Aim of the task
The listing below must be repeated word for word, with its images excluded.

The data
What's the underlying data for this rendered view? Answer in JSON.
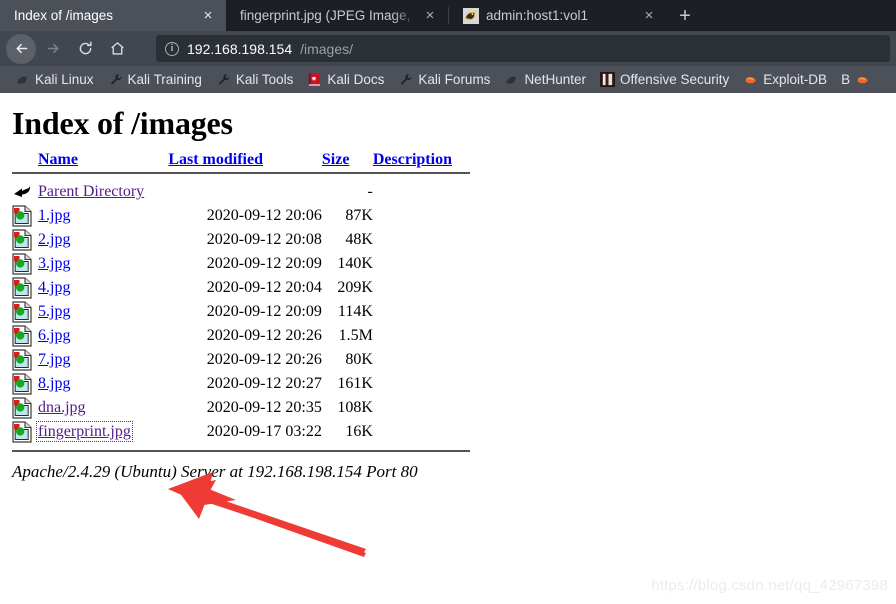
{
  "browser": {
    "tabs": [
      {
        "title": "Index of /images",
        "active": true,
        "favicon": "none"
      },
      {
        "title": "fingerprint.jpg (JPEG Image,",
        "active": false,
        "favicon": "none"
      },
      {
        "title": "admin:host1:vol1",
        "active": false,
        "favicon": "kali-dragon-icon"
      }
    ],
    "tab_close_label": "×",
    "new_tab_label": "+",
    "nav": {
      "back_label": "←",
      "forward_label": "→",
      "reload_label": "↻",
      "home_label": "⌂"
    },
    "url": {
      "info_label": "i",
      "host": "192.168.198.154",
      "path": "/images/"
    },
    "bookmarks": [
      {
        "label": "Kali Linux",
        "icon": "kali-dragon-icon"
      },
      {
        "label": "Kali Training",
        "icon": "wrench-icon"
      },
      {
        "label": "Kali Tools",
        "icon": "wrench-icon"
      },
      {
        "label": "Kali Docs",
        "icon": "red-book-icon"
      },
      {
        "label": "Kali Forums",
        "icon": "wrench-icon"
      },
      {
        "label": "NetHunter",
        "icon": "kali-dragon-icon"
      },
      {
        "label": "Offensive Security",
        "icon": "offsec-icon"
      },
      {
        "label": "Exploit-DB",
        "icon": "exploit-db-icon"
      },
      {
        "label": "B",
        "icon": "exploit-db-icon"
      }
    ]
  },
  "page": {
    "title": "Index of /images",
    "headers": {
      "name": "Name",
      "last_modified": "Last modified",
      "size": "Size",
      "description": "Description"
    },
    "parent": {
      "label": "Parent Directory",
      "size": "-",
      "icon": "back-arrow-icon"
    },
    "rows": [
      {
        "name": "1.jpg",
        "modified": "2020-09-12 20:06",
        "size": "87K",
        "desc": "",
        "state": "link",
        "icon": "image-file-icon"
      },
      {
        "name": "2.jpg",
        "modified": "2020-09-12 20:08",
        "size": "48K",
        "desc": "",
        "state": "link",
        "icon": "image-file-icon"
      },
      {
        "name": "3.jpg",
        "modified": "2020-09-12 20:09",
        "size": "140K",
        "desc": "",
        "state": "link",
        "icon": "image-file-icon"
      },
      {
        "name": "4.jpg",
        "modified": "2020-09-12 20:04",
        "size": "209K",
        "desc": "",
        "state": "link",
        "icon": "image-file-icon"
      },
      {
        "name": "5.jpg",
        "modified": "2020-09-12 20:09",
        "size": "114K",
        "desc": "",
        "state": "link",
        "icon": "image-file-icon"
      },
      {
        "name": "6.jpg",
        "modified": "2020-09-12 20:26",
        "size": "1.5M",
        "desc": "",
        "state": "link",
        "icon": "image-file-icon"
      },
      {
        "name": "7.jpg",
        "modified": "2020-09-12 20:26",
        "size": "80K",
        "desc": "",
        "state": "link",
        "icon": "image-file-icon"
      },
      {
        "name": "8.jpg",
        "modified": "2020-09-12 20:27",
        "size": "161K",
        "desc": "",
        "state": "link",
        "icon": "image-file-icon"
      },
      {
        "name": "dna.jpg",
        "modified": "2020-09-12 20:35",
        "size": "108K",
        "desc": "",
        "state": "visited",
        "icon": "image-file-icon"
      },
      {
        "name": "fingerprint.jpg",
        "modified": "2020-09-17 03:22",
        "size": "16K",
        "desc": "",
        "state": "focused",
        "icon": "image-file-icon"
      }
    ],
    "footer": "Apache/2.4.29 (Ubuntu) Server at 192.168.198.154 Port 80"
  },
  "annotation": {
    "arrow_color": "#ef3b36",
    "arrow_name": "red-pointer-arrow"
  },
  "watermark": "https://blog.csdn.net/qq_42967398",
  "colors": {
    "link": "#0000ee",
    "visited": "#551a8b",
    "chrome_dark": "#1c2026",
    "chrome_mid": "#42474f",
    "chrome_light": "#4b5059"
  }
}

Correct answer
What's the underlying data for this rendered view? Answer in JSON.
{
  "browser": {
    "tabs": [
      {
        "title": "Index of /images",
        "active": true,
        "favicon": "none"
      },
      {
        "title": "fingerprint.jpg (JPEG Image,",
        "active": false,
        "favicon": "none"
      },
      {
        "title": "admin:host1:vol1",
        "active": false,
        "favicon": "kali-dragon-icon"
      }
    ],
    "tab_close_label": "×",
    "new_tab_label": "+",
    "nav": {
      "back_label": "←",
      "forward_label": "→",
      "reload_label": "↻",
      "home_label": "⌂"
    },
    "url": {
      "info_label": "i",
      "host": "192.168.198.154",
      "path": "/images/"
    },
    "bookmarks": [
      {
        "label": "Kali Linux",
        "icon": "kali-dragon-icon"
      },
      {
        "label": "Kali Training",
        "icon": "wrench-icon"
      },
      {
        "label": "Kali Tools",
        "icon": "wrench-icon"
      },
      {
        "label": "Kali Docs",
        "icon": "red-book-icon"
      },
      {
        "label": "Kali Forums",
        "icon": "wrench-icon"
      },
      {
        "label": "NetHunter",
        "icon": "kali-dragon-icon"
      },
      {
        "label": "Offensive Security",
        "icon": "offsec-icon"
      },
      {
        "label": "Exploit-DB",
        "icon": "exploit-db-icon"
      },
      {
        "label": "B",
        "icon": "exploit-db-icon"
      }
    ]
  },
  "page": {
    "title": "Index of /images",
    "headers": {
      "name": "Name",
      "last_modified": "Last modified",
      "size": "Size",
      "description": "Description"
    },
    "parent": {
      "label": "Parent Directory",
      "size": "-",
      "icon": "back-arrow-icon"
    },
    "rows": [
      {
        "name": "1.jpg",
        "modified": "2020-09-12 20:06",
        "size": "87K",
        "desc": "",
        "state": "link",
        "icon": "image-file-icon"
      },
      {
        "name": "2.jpg",
        "modified": "2020-09-12 20:08",
        "size": "48K",
        "desc": "",
        "state": "link",
        "icon": "image-file-icon"
      },
      {
        "name": "3.jpg",
        "modified": "2020-09-12 20:09",
        "size": "140K",
        "desc": "",
        "state": "link",
        "icon": "image-file-icon"
      },
      {
        "name": "4.jpg",
        "modified": "2020-09-12 20:04",
        "size": "209K",
        "desc": "",
        "state": "link",
        "icon": "image-file-icon"
      },
      {
        "name": "5.jpg",
        "modified": "2020-09-12 20:09",
        "size": "114K",
        "desc": "",
        "state": "link",
        "icon": "image-file-icon"
      },
      {
        "name": "6.jpg",
        "modified": "2020-09-12 20:26",
        "size": "1.5M",
        "desc": "",
        "state": "link",
        "icon": "image-file-icon"
      },
      {
        "name": "7.jpg",
        "modified": "2020-09-12 20:26",
        "size": "80K",
        "desc": "",
        "state": "link",
        "icon": "image-file-icon"
      },
      {
        "name": "8.jpg",
        "modified": "2020-09-12 20:27",
        "size": "161K",
        "desc": "",
        "state": "link",
        "icon": "image-file-icon"
      },
      {
        "name": "dna.jpg",
        "modified": "2020-09-12 20:35",
        "size": "108K",
        "desc": "",
        "state": "visited",
        "icon": "image-file-icon"
      },
      {
        "name": "fingerprint.jpg",
        "modified": "2020-09-17 03:22",
        "size": "16K",
        "desc": "",
        "state": "focused",
        "icon": "image-file-icon"
      }
    ],
    "footer": "Apache/2.4.29 (Ubuntu) Server at 192.168.198.154 Port 80"
  },
  "annotation": {
    "arrow_color": "#ef3b36",
    "arrow_name": "red-pointer-arrow"
  },
  "watermark": "https://blog.csdn.net/qq_42967398",
  "colors": {
    "link": "#0000ee",
    "visited": "#551a8b",
    "chrome_dark": "#1c2026",
    "chrome_mid": "#42474f",
    "chrome_light": "#4b5059"
  }
}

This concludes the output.